**What you have to do:**
In the lines below, find how many contain the word "equipment" and report that figure alone.
◆ ◆ ◆ ◆ ◆
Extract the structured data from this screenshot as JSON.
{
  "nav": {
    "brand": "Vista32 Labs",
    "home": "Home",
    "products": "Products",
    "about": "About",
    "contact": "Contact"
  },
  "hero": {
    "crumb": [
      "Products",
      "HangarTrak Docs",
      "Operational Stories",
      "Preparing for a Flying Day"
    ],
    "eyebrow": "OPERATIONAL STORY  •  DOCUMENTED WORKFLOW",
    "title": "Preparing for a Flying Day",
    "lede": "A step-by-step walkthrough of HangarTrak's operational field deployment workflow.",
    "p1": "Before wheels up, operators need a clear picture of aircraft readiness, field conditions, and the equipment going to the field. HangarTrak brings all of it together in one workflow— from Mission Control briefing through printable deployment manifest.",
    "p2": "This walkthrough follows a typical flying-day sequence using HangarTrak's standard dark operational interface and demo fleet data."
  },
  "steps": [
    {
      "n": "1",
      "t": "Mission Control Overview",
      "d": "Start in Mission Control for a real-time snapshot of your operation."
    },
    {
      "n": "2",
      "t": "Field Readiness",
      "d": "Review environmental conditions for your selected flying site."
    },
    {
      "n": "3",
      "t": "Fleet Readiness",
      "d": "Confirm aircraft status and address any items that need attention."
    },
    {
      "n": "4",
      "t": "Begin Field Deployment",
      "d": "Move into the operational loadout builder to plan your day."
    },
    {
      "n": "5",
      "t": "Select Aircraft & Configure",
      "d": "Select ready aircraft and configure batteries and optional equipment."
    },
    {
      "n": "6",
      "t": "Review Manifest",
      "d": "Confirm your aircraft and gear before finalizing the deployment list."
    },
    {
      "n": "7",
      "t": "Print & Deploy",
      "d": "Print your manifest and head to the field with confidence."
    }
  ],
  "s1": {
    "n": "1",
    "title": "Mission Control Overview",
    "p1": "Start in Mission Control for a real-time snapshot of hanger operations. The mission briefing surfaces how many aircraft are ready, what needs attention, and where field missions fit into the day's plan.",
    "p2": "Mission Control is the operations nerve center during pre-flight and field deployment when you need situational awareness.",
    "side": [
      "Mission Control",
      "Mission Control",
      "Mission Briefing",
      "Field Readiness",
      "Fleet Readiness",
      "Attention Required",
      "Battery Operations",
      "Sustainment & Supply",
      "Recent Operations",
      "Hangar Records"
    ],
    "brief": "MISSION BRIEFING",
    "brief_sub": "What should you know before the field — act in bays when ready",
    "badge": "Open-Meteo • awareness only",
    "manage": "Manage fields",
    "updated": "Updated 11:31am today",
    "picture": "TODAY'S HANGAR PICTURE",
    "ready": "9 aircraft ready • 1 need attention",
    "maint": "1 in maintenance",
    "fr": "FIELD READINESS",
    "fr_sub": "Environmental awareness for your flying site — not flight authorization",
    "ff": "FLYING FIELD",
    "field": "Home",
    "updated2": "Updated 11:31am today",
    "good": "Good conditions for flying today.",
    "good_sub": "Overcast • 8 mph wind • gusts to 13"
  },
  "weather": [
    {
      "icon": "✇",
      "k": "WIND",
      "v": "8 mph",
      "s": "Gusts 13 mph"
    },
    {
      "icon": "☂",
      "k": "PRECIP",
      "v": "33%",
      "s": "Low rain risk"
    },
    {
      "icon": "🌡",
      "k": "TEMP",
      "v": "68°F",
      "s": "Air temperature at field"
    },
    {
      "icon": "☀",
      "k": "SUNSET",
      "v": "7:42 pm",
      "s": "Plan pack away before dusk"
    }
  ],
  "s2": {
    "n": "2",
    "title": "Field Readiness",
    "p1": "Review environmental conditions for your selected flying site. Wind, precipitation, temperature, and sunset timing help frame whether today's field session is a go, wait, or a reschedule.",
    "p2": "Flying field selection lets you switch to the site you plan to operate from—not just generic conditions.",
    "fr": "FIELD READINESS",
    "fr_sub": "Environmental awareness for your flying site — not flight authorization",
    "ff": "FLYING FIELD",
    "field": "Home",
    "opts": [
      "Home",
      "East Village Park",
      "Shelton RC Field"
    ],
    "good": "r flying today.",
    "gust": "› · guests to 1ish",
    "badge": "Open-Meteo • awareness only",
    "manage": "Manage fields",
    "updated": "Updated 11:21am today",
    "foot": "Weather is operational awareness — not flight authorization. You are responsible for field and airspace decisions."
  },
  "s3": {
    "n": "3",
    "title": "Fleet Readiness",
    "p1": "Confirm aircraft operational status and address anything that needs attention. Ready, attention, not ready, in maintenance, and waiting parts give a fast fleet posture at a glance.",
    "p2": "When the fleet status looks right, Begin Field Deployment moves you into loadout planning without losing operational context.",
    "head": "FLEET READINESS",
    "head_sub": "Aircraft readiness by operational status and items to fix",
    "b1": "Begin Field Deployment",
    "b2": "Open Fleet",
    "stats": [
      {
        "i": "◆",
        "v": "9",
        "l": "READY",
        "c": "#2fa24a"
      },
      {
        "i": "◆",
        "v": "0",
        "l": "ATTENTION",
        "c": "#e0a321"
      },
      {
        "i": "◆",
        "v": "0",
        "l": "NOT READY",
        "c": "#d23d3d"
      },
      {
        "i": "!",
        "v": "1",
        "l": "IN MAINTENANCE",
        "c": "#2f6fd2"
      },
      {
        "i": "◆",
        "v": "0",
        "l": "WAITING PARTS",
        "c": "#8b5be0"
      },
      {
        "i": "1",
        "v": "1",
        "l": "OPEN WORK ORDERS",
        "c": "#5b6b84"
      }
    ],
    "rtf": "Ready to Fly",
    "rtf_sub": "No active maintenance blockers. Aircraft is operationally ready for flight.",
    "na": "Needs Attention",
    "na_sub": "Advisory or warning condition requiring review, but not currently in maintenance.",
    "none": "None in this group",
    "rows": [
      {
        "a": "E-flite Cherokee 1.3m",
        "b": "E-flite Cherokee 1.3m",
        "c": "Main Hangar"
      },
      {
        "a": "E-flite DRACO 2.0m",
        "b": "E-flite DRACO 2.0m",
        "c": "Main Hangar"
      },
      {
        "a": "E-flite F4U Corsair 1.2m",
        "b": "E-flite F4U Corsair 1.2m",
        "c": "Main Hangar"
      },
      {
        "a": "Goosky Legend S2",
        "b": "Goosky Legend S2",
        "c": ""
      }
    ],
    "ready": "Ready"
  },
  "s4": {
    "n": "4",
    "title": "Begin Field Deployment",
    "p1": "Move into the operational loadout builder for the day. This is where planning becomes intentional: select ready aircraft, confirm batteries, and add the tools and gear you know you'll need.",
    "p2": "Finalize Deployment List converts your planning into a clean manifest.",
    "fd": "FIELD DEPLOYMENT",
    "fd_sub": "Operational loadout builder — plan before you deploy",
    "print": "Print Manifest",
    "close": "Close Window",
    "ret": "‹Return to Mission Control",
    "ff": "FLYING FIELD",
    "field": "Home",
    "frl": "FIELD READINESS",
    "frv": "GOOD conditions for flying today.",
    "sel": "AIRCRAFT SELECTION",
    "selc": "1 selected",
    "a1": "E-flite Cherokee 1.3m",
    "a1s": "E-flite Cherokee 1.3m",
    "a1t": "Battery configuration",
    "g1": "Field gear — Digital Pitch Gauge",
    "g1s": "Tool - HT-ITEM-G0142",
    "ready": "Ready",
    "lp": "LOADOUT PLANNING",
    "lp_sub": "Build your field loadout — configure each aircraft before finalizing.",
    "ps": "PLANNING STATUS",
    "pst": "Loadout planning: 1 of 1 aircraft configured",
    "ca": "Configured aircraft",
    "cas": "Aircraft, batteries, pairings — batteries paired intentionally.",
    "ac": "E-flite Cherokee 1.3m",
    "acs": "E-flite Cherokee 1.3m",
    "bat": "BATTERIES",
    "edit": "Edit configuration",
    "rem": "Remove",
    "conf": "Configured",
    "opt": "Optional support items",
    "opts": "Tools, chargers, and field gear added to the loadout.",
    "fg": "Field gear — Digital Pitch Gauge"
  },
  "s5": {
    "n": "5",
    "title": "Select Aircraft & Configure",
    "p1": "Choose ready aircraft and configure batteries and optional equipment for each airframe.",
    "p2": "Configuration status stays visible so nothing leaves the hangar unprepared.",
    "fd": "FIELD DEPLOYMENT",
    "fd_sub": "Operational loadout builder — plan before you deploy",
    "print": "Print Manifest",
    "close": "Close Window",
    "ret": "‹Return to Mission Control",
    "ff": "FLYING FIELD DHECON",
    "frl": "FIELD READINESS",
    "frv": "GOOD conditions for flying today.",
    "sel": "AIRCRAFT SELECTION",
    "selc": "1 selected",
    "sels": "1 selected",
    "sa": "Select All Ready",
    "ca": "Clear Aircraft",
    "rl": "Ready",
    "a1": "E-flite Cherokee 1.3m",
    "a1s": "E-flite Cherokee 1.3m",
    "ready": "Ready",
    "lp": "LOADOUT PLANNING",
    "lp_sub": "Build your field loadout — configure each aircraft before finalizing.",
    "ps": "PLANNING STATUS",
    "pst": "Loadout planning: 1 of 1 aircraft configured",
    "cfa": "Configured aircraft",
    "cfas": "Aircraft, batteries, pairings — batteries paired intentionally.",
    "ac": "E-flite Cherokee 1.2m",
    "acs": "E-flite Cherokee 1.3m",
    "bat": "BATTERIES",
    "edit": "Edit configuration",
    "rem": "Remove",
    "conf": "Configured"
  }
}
◆ ◆ ◆ ◆ ◆
**Full response:**
3